**INSTRUCTIONS FOR THE TASK:** Below are some records. How many of their lines contain the string "mail"? Give the number only.

**Stored data:**
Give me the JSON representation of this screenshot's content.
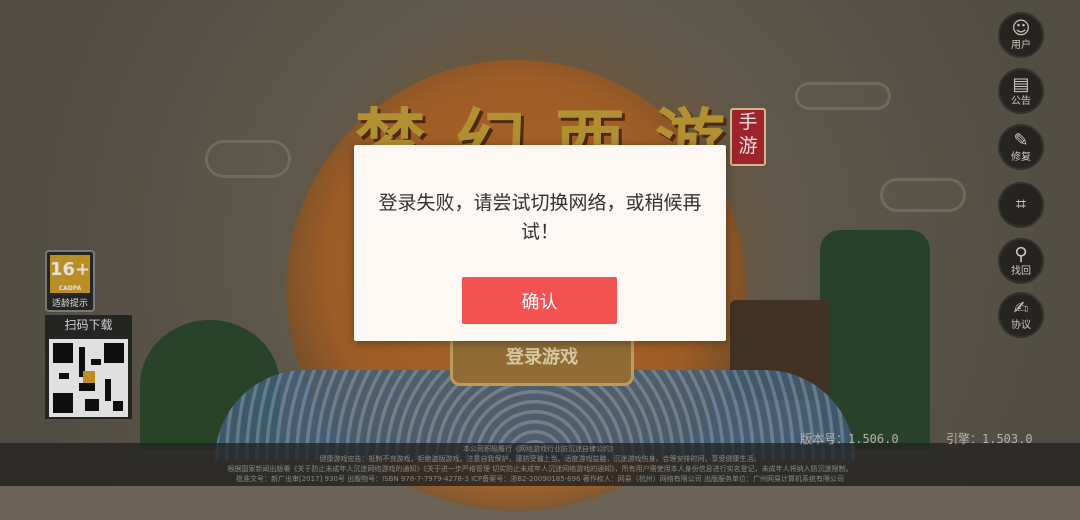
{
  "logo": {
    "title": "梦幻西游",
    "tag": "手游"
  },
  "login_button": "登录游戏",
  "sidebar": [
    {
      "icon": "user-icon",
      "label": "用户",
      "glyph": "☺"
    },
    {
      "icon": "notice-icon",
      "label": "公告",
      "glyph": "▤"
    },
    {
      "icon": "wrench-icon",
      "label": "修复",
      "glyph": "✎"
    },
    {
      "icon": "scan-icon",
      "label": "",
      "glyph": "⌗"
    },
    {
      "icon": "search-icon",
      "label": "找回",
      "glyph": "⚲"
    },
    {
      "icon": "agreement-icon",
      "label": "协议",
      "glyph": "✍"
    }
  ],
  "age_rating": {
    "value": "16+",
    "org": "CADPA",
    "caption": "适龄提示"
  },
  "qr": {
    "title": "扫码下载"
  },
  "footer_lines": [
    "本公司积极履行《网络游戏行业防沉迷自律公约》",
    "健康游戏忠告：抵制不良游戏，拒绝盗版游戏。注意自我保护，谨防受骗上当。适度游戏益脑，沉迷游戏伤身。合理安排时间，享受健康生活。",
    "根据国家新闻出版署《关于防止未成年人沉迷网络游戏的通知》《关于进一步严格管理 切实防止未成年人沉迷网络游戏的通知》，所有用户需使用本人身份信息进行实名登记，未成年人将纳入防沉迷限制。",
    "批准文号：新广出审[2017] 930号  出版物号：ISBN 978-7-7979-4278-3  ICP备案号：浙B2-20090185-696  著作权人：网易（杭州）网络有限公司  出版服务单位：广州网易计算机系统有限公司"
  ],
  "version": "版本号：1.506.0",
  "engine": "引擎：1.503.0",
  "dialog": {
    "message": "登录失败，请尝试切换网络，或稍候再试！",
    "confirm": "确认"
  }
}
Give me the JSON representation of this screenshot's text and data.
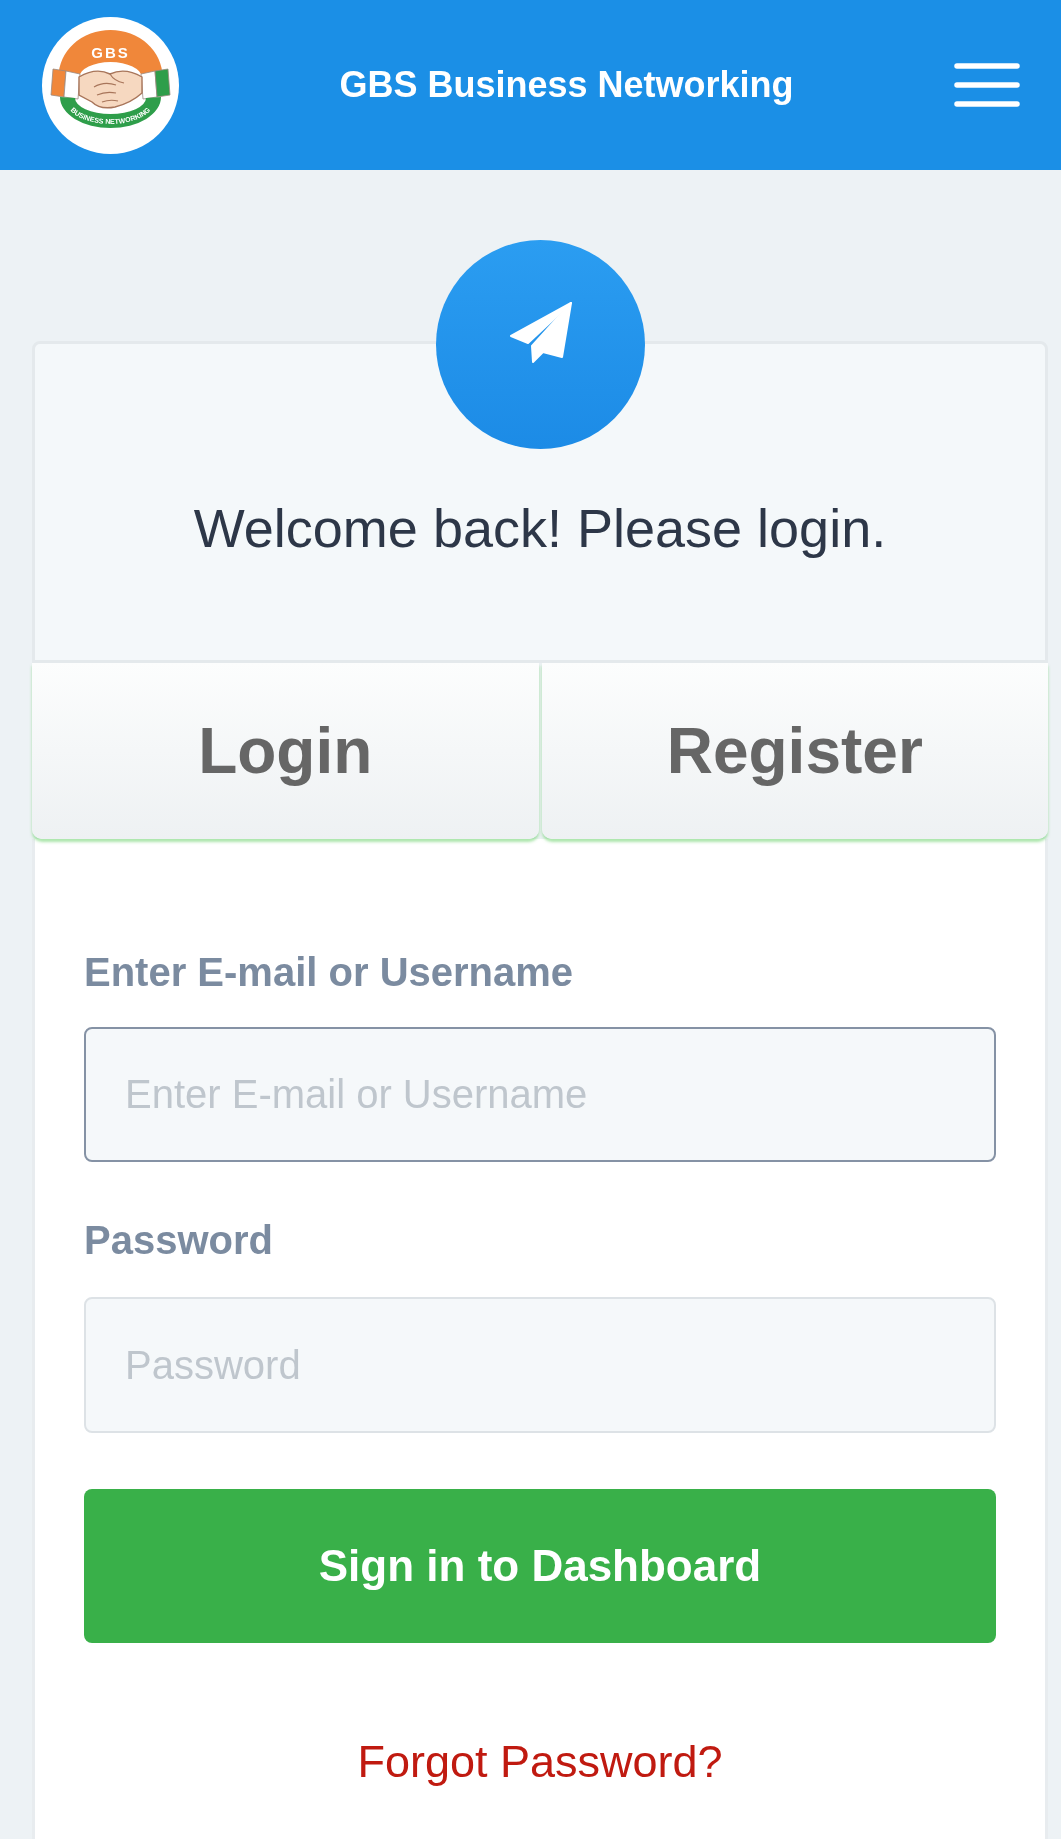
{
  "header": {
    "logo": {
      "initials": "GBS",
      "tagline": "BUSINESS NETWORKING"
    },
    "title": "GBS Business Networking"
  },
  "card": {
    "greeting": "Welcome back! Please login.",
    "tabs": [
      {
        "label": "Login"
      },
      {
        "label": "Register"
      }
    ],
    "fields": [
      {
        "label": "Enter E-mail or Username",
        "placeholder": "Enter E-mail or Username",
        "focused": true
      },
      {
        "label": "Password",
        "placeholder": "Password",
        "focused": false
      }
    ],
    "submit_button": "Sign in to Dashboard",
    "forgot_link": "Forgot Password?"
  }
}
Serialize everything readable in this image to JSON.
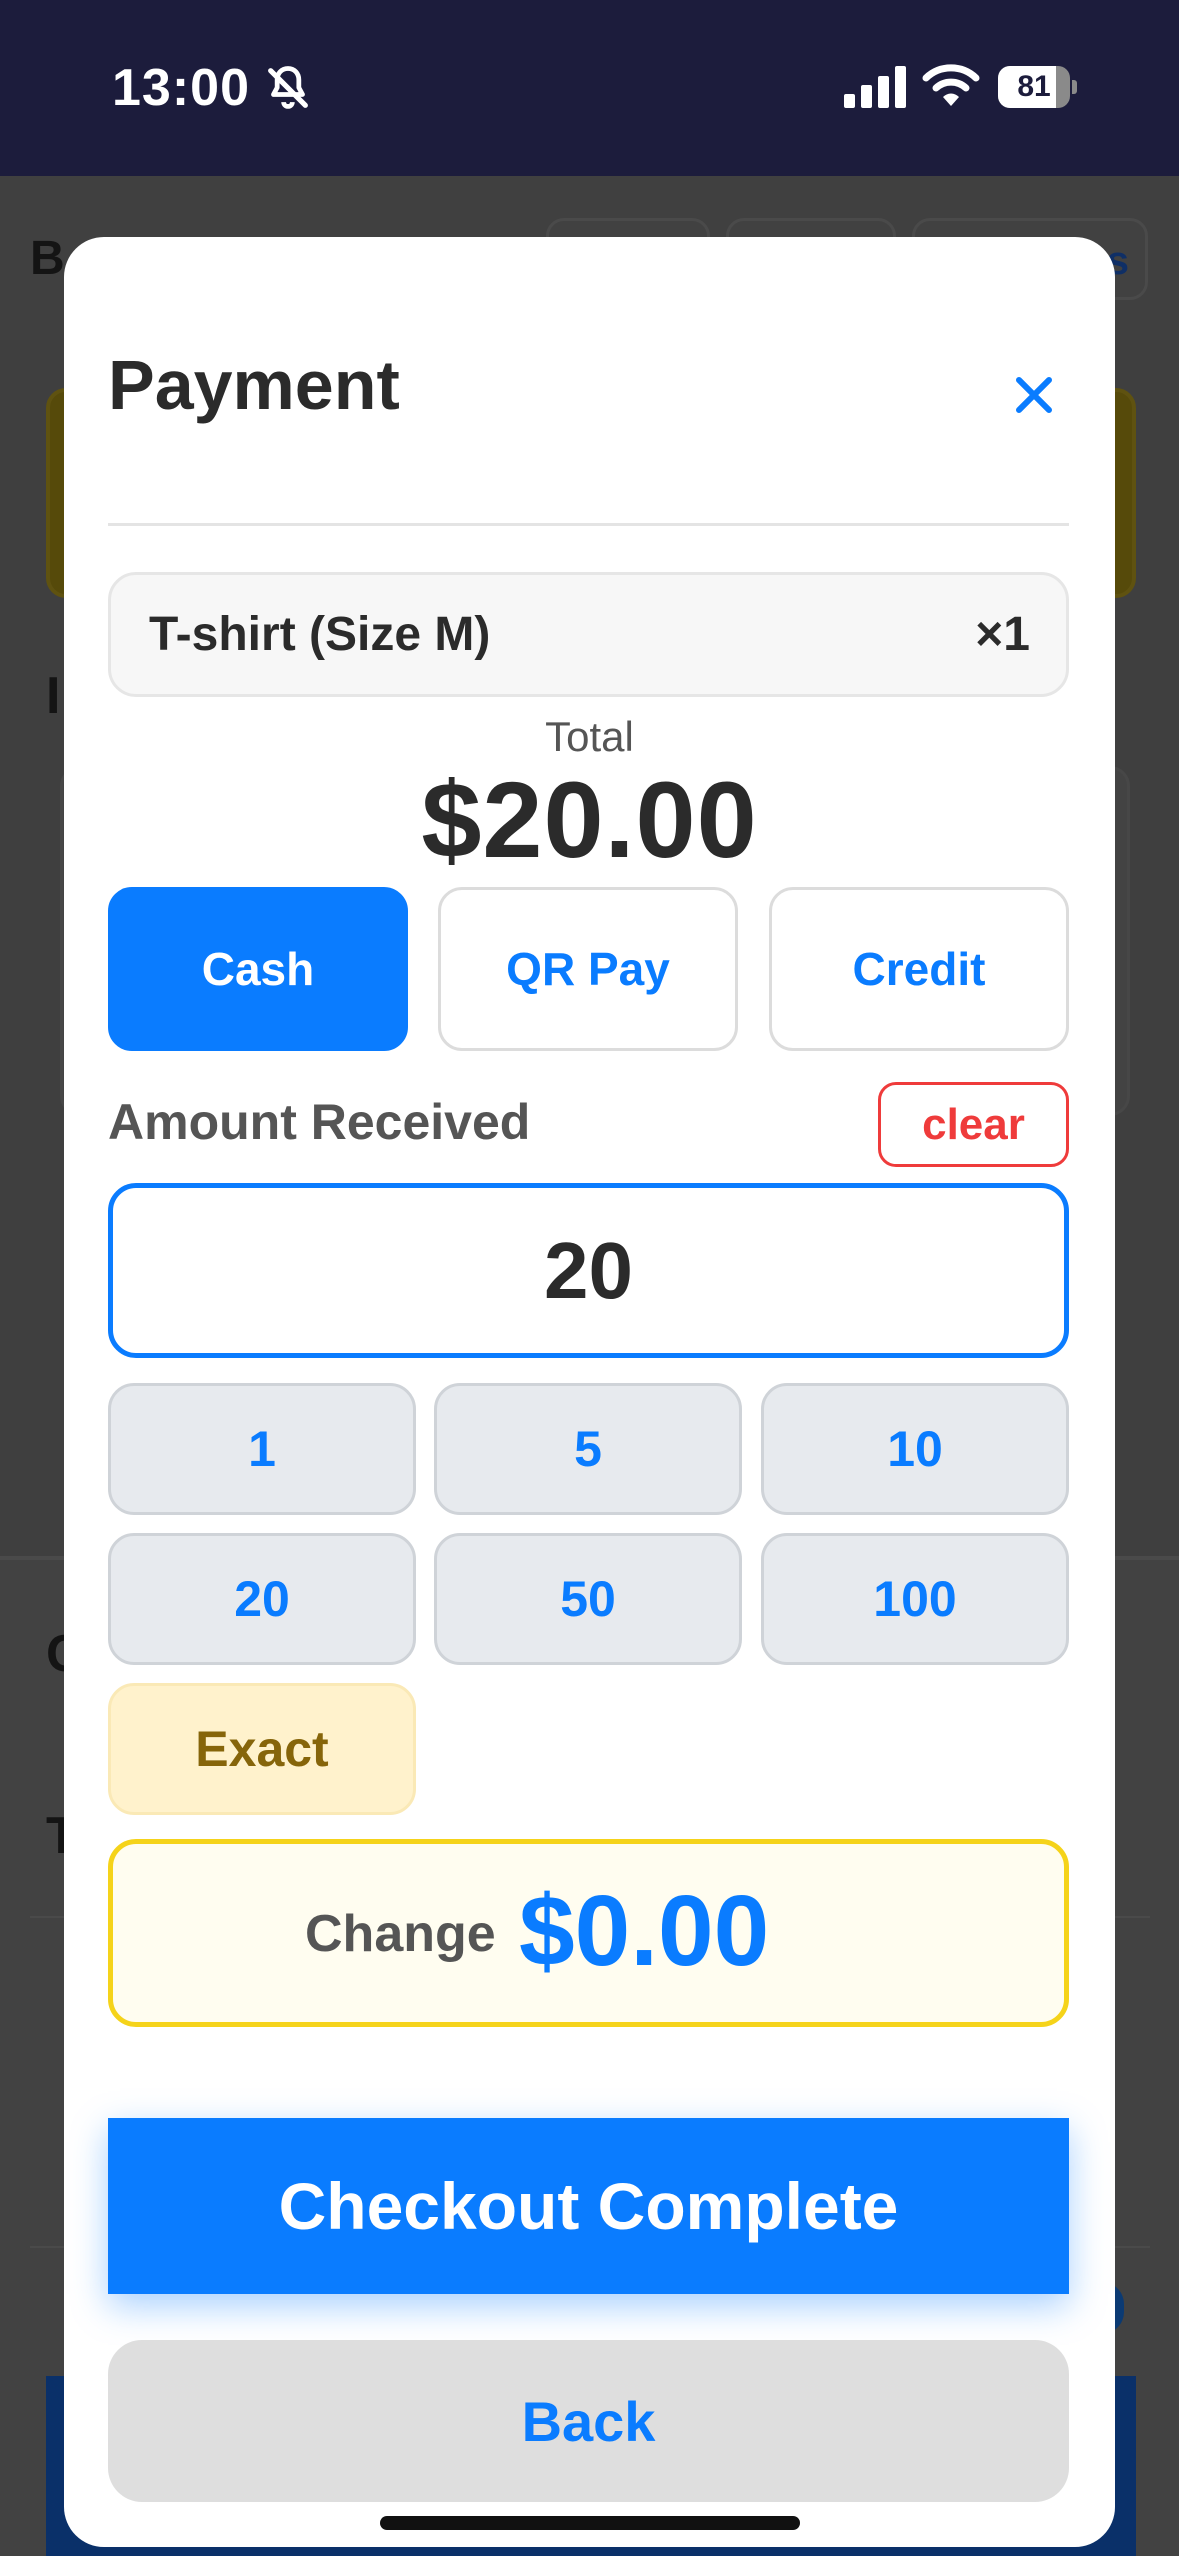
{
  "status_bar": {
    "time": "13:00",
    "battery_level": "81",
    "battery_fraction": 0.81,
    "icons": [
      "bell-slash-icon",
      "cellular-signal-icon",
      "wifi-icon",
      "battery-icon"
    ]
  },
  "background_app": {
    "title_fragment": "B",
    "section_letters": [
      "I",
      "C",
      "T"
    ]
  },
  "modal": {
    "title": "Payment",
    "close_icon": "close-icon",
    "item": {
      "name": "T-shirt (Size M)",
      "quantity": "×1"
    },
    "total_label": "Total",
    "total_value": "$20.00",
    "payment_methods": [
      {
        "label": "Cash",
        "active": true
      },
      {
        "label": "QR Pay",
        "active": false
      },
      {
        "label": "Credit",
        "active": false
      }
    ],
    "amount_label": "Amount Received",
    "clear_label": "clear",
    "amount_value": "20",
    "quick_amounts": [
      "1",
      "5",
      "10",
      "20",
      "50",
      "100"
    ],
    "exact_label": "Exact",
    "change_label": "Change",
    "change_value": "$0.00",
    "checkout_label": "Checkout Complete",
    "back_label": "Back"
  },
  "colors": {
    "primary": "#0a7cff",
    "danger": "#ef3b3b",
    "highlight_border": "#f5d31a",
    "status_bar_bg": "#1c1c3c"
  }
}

**RESPONSE:** 2